Extract, from the listing that follows, each line containing the word "same".

Collection entries
______________________________

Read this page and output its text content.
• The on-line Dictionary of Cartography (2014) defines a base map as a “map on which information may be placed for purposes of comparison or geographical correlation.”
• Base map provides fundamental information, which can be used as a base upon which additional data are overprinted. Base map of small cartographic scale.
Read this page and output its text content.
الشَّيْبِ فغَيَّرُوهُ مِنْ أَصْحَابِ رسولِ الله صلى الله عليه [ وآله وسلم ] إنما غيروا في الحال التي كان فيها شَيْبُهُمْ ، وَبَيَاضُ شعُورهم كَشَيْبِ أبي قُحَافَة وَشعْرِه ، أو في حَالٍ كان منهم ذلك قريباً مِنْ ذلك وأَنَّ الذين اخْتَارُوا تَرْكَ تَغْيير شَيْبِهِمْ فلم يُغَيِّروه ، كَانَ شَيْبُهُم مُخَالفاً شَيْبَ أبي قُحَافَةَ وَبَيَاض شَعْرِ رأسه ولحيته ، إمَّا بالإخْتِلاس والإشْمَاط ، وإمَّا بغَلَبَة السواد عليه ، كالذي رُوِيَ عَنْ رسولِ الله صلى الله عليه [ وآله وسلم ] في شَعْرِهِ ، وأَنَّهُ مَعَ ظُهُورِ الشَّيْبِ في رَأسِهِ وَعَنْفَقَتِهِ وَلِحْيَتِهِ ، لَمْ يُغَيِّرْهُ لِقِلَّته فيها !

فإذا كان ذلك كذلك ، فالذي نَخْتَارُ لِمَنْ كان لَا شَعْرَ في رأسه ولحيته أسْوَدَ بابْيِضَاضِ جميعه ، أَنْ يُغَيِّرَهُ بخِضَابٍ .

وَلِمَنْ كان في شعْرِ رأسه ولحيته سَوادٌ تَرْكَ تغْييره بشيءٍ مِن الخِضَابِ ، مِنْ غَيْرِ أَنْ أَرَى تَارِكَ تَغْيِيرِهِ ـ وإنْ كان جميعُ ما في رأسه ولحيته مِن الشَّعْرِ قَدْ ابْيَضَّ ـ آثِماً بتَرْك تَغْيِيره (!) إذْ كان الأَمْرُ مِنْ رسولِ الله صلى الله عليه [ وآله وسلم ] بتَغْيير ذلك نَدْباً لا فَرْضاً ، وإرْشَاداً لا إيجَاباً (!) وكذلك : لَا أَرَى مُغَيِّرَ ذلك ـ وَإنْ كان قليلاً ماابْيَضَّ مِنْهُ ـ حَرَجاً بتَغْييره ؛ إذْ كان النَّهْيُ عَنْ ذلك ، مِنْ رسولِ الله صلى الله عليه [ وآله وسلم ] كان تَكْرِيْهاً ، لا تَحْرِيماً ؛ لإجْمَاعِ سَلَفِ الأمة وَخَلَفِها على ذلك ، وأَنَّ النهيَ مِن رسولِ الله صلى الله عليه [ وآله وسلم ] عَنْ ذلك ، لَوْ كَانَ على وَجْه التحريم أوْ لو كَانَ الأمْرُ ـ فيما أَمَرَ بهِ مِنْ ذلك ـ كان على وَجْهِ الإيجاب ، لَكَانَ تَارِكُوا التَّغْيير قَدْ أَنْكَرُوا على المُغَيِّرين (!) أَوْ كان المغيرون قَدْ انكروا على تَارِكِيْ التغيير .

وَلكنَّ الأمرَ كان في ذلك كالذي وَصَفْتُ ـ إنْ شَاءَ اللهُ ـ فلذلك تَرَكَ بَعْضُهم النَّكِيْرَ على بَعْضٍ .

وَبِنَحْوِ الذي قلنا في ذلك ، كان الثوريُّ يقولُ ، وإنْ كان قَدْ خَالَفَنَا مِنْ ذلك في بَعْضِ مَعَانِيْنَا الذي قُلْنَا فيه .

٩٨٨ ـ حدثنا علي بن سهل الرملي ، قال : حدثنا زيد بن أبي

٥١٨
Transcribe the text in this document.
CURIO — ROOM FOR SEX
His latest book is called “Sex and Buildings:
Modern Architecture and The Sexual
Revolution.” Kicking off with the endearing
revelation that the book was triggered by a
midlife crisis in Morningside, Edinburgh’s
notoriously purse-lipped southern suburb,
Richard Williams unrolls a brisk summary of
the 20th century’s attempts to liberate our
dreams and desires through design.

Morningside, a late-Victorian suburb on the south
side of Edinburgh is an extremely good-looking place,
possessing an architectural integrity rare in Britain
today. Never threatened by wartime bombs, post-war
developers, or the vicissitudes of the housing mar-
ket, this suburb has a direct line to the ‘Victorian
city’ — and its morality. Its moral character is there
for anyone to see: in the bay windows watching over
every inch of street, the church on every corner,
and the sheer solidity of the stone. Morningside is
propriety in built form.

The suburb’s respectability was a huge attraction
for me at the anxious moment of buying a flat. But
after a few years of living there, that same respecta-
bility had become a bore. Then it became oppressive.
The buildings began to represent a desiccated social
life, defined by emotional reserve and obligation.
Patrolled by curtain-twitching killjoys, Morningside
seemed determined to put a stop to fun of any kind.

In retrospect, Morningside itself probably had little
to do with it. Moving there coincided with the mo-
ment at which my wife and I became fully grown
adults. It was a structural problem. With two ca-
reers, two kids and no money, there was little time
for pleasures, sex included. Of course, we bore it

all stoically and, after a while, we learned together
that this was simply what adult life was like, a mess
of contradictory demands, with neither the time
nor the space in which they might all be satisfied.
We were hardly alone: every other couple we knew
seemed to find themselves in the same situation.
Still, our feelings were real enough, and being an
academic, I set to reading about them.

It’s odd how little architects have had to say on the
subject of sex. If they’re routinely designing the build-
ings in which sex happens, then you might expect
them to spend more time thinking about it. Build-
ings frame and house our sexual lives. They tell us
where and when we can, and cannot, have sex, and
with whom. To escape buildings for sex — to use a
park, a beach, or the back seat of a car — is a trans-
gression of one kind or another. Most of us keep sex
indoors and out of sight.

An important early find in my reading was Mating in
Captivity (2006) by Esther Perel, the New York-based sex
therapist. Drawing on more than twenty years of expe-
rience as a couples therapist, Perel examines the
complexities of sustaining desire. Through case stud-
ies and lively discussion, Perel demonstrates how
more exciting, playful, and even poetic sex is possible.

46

______________________________

» Completed exercise
after a few years of living there, that same respecta-
seemed to find themselves in the same situation.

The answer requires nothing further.